Directions for this task. Write out the listing in full, matching it word for word.

Records from a collection of figures.
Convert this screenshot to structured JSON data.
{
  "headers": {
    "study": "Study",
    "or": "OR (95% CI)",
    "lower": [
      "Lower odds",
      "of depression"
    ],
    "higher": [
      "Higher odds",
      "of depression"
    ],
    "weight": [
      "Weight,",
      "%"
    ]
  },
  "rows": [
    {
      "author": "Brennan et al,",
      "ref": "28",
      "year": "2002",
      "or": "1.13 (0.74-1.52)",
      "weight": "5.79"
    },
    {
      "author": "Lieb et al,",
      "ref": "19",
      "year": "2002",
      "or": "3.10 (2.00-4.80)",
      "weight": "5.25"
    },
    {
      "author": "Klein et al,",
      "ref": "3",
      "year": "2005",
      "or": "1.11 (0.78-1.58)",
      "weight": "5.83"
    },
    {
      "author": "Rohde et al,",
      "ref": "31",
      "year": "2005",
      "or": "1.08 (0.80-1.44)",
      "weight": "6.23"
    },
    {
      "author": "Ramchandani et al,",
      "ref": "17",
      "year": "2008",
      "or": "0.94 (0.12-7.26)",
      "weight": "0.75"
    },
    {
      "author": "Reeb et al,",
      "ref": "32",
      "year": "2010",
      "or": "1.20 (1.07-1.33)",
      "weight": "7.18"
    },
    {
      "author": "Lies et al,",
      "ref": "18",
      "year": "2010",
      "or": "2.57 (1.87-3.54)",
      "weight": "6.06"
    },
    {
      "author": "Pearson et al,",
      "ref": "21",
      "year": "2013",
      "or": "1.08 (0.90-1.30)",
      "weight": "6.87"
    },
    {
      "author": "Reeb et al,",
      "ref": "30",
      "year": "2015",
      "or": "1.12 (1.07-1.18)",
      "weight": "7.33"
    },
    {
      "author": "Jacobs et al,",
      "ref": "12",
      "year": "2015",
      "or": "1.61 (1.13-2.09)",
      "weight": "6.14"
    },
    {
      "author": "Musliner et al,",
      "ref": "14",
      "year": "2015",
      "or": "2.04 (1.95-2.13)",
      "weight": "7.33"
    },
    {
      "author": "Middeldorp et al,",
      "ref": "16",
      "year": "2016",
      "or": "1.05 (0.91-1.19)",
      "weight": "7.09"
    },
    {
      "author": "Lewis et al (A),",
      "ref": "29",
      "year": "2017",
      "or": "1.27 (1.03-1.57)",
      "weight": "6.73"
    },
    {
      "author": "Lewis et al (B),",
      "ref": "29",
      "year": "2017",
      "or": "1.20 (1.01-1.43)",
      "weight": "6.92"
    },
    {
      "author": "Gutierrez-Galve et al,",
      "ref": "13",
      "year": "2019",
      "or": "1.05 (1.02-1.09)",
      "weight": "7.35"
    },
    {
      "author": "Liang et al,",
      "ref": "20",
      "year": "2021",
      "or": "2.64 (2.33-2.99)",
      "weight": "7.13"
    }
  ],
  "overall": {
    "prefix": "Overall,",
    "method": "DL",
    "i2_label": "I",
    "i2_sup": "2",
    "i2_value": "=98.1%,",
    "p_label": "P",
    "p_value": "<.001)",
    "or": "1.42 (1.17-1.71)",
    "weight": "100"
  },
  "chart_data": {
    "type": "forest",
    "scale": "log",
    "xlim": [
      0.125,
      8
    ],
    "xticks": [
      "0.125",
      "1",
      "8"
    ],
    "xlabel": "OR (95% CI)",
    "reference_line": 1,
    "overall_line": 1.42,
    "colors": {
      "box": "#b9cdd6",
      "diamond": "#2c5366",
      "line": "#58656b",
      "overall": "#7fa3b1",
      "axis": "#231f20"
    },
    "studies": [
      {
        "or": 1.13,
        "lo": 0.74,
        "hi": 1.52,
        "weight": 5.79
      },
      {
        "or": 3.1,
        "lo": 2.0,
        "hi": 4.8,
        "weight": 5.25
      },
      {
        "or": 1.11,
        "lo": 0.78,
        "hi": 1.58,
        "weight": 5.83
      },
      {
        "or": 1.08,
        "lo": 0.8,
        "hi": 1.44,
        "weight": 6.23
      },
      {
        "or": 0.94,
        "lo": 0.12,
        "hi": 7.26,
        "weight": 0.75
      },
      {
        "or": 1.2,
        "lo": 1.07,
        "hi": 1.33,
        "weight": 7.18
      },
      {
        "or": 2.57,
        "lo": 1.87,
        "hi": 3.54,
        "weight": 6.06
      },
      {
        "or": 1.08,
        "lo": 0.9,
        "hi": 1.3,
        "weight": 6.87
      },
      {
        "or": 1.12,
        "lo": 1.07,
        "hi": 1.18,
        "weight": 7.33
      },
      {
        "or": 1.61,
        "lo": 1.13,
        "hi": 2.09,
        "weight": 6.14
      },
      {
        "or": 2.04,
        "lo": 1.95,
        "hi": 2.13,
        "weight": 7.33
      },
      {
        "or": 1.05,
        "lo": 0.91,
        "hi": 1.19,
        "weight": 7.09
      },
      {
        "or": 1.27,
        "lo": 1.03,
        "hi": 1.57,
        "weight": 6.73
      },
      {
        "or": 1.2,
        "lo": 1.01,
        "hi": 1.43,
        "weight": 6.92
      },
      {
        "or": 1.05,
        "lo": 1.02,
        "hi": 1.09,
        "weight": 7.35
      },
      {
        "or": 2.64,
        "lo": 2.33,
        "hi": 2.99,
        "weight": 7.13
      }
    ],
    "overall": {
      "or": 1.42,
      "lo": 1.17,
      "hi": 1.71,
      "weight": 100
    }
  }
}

Answer for the task.
Convert this screenshot to structured JSON data.
{
  "headers": {
    "study": "Study",
    "or": "OR (95% CI)",
    "lower": [
      "Lower odds",
      "of depression"
    ],
    "higher": [
      "Higher odds",
      "of depression"
    ],
    "weight": [
      "Weight,",
      "%"
    ]
  },
  "rows": [
    {
      "author": "Brennan et al,",
      "ref": "28",
      "year": "2002",
      "or": "1.13 (0.74-1.52)",
      "weight": "5.79"
    },
    {
      "author": "Lieb et al,",
      "ref": "19",
      "year": "2002",
      "or": "3.10 (2.00-4.80)",
      "weight": "5.25"
    },
    {
      "author": "Klein et al,",
      "ref": "3",
      "year": "2005",
      "or": "1.11 (0.78-1.58)",
      "weight": "5.83"
    },
    {
      "author": "Rohde et al,",
      "ref": "31",
      "year": "2005",
      "or": "1.08 (0.80-1.44)",
      "weight": "6.23"
    },
    {
      "author": "Ramchandani et al,",
      "ref": "17",
      "year": "2008",
      "or": "0.94 (0.12-7.26)",
      "weight": "0.75"
    },
    {
      "author": "Reeb et al,",
      "ref": "32",
      "year": "2010",
      "or": "1.20 (1.07-1.33)",
      "weight": "7.18"
    },
    {
      "author": "Lies et al,",
      "ref": "18",
      "year": "2010",
      "or": "2.57 (1.87-3.54)",
      "weight": "6.06"
    },
    {
      "author": "Pearson et al,",
      "ref": "21",
      "year": "2013",
      "or": "1.08 (0.90-1.30)",
      "weight": "6.87"
    },
    {
      "author": "Reeb et al,",
      "ref": "30",
      "year": "2015",
      "or": "1.12 (1.07-1.18)",
      "weight": "7.33"
    },
    {
      "author": "Jacobs et al,",
      "ref": "12",
      "year": "2015",
      "or": "1.61 (1.13-2.09)",
      "weight": "6.14"
    },
    {
      "author": "Musliner et al,",
      "ref": "14",
      "year": "2015",
      "or": "2.04 (1.95-2.13)",
      "weight": "7.33"
    },
    {
      "author": "Middeldorp et al,",
      "ref": "16",
      "year": "2016",
      "or": "1.05 (0.91-1.19)",
      "weight": "7.09"
    },
    {
      "author": "Lewis et al (A),",
      "ref": "29",
      "year": "2017",
      "or": "1.27 (1.03-1.57)",
      "weight": "6.73"
    },
    {
      "author": "Lewis et al (B),",
      "ref": "29",
      "year": "2017",
      "or": "1.20 (1.01-1.43)",
      "weight": "6.92"
    },
    {
      "author": "Gutierrez-Galve et al,",
      "ref": "13",
      "year": "2019",
      "or": "1.05 (1.02-1.09)",
      "weight": "7.35"
    },
    {
      "author": "Liang et al,",
      "ref": "20",
      "year": "2021",
      "or": "2.64 (2.33-2.99)",
      "weight": "7.13"
    }
  ],
  "overall": {
    "prefix": "Overall,",
    "method": "DL",
    "i2_label": "I",
    "i2_sup": "2",
    "i2_value": "=98.1%,",
    "p_label": "P",
    "p_value": "<.001)",
    "or": "1.42 (1.17-1.71)",
    "weight": "100"
  },
  "chart_data": {
    "type": "forest",
    "scale": "log",
    "xlim": [
      0.125,
      8
    ],
    "xticks": [
      "0.125",
      "1",
      "8"
    ],
    "xlabel": "OR (95% CI)",
    "reference_line": 1,
    "overall_line": 1.42,
    "colors": {
      "box": "#b9cdd6",
      "diamond": "#2c5366",
      "line": "#58656b",
      "overall": "#7fa3b1",
      "axis": "#231f20"
    },
    "studies": [
      {
        "or": 1.13,
        "lo": 0.74,
        "hi": 1.52,
        "weight": 5.79
      },
      {
        "or": 3.1,
        "lo": 2.0,
        "hi": 4.8,
        "weight": 5.25
      },
      {
        "or": 1.11,
        "lo": 0.78,
        "hi": 1.58,
        "weight": 5.83
      },
      {
        "or": 1.08,
        "lo": 0.8,
        "hi": 1.44,
        "weight": 6.23
      },
      {
        "or": 0.94,
        "lo": 0.12,
        "hi": 7.26,
        "weight": 0.75
      },
      {
        "or": 1.2,
        "lo": 1.07,
        "hi": 1.33,
        "weight": 7.18
      },
      {
        "or": 2.57,
        "lo": 1.87,
        "hi": 3.54,
        "weight": 6.06
      },
      {
        "or": 1.08,
        "lo": 0.9,
        "hi": 1.3,
        "weight": 6.87
      },
      {
        "or": 1.12,
        "lo": 1.07,
        "hi": 1.18,
        "weight": 7.33
      },
      {
        "or": 1.61,
        "lo": 1.13,
        "hi": 2.09,
        "weight": 6.14
      },
      {
        "or": 2.04,
        "lo": 1.95,
        "hi": 2.13,
        "weight": 7.33
      },
      {
        "or": 1.05,
        "lo": 0.91,
        "hi": 1.19,
        "weight": 7.09
      },
      {
        "or": 1.27,
        "lo": 1.03,
        "hi": 1.57,
        "weight": 6.73
      },
      {
        "or": 1.2,
        "lo": 1.01,
        "hi": 1.43,
        "weight": 6.92
      },
      {
        "or": 1.05,
        "lo": 1.02,
        "hi": 1.09,
        "weight": 7.35
      },
      {
        "or": 2.64,
        "lo": 2.33,
        "hi": 2.99,
        "weight": 7.13
      }
    ],
    "overall": {
      "or": 1.42,
      "lo": 1.17,
      "hi": 1.71,
      "weight": 100
    }
  }
}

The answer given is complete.